Using the material below, copy every line where "pedal" appears.
--- Data excerpts ---
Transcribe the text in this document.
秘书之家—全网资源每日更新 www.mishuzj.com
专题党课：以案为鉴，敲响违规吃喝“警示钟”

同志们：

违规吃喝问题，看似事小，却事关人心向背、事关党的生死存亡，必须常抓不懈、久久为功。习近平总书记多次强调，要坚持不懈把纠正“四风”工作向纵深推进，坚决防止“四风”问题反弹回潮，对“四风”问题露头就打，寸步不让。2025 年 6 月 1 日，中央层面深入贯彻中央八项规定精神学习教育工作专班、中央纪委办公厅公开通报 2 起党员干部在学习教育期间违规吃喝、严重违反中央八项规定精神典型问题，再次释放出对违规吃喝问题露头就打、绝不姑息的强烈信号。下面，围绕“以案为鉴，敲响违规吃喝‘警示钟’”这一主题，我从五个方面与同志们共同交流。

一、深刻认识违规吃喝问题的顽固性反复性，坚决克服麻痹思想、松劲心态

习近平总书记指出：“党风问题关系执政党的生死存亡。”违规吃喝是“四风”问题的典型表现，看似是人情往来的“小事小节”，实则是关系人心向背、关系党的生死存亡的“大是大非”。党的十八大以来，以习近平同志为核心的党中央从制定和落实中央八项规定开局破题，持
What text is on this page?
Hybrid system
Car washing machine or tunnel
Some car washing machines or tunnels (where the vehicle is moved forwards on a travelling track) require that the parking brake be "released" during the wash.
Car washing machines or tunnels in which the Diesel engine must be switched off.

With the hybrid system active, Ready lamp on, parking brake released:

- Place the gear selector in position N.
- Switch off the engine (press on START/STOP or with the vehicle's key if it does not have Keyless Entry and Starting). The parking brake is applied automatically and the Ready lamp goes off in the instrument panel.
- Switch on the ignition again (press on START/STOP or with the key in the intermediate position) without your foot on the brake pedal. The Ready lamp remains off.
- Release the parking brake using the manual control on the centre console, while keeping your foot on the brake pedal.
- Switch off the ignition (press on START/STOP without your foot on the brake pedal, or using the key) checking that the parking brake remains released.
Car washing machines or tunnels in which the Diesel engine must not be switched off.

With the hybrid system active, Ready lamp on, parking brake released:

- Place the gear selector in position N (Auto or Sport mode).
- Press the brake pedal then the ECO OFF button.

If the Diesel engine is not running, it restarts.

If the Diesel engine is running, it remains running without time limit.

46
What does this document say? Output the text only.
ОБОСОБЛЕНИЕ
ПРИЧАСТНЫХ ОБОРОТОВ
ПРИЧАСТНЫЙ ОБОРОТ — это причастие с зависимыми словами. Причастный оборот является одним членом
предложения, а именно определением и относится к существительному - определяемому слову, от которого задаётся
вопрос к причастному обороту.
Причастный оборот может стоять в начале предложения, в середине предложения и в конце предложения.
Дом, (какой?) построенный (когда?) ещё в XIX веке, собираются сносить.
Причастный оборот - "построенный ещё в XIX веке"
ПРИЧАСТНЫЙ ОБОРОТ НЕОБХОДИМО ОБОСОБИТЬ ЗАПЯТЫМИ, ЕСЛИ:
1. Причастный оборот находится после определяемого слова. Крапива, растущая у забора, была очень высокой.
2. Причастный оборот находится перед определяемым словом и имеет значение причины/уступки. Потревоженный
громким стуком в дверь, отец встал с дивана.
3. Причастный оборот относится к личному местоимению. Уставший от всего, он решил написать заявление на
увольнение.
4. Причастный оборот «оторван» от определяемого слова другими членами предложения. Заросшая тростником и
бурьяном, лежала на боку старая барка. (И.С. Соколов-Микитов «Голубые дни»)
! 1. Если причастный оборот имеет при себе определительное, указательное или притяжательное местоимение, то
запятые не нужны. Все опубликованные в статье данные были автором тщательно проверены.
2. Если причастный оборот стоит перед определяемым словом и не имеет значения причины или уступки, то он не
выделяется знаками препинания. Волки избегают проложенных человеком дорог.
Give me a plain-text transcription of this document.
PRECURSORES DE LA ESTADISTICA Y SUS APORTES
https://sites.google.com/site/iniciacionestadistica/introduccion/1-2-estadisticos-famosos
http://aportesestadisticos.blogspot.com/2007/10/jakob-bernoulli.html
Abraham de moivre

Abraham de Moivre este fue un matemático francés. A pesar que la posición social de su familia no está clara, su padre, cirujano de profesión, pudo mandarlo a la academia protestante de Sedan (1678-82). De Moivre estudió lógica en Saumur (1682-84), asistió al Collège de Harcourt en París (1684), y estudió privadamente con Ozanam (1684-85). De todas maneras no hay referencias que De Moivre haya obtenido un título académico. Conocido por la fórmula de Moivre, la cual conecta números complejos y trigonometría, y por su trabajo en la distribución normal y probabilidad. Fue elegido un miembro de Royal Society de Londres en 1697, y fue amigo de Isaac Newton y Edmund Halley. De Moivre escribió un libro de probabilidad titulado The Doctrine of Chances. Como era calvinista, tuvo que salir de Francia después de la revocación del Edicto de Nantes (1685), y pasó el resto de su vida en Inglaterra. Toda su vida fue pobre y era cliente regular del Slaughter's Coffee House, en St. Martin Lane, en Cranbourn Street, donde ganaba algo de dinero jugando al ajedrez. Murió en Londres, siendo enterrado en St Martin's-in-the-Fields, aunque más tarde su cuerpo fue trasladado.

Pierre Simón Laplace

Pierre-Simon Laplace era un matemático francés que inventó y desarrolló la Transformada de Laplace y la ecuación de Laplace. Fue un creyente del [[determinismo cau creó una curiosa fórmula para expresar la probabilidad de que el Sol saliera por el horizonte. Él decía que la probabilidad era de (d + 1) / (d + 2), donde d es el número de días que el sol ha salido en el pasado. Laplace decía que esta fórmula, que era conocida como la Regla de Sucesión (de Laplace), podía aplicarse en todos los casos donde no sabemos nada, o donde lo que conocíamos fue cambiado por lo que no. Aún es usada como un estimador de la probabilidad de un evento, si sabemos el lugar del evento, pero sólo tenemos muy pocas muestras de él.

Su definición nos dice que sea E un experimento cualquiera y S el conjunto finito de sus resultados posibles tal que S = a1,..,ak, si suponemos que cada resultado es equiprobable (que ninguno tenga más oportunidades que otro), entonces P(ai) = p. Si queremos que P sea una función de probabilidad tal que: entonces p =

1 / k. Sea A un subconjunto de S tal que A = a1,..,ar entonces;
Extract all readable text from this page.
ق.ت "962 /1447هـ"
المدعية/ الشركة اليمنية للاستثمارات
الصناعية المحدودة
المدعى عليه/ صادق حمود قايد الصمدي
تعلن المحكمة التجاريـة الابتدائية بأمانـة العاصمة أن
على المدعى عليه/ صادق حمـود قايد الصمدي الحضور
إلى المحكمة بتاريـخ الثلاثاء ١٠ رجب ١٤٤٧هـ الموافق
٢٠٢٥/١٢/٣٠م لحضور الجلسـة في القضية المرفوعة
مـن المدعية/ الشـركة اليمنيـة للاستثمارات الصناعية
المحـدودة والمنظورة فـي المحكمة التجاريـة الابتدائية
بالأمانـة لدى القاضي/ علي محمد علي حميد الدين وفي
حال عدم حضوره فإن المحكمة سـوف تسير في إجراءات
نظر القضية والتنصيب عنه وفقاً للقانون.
---
**Task result**
- Switch on the ignition again (press on START/STOP or with the key in the intermediate position) without your foot on the brake pedal. The Ready lamp remains off.
- Release the parking brake using the manual control on the centre console, while keeping your foot on the brake pedal.
- Switch off the ignition (press on START/STOP without your foot on the brake pedal, or using the key) checking that the parking brake remains released.
- Press the brake pedal then the ECO OFF button.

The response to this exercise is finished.